=== DATA ROWS ===
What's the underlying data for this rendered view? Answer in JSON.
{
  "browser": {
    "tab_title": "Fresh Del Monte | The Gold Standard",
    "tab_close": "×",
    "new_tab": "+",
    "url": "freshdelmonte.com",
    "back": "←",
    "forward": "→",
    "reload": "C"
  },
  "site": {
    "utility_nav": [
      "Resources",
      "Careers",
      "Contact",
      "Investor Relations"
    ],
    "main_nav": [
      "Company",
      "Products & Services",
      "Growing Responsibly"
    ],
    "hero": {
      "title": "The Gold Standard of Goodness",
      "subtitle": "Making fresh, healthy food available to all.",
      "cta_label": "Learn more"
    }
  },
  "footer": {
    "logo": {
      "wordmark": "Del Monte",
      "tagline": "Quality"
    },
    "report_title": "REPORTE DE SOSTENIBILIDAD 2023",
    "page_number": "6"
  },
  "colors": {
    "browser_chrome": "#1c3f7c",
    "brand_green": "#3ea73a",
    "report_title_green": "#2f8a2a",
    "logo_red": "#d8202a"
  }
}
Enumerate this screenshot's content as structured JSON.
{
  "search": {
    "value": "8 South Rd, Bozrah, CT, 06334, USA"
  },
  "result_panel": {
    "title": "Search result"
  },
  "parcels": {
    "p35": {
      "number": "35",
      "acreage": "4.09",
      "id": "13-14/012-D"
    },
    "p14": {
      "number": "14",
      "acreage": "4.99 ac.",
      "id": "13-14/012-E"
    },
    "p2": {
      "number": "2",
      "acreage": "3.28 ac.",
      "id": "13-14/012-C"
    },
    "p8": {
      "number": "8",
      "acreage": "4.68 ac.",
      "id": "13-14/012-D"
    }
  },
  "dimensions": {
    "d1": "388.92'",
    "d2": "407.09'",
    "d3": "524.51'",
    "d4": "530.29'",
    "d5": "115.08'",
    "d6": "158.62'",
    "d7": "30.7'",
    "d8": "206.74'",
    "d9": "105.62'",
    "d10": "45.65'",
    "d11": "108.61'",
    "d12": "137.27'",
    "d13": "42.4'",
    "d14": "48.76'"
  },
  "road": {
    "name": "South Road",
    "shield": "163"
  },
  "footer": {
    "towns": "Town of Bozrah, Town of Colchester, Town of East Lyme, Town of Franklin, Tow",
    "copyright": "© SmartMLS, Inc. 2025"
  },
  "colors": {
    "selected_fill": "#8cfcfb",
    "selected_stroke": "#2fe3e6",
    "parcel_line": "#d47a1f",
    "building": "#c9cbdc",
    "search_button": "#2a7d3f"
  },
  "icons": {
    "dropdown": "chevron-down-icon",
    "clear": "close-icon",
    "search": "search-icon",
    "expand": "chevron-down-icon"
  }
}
===
▶ GIVEN EXERCISE: Work through the records above line by line and count those that hold the string "this". Give only the result.

▶ EXPECTED OUTPUT: 2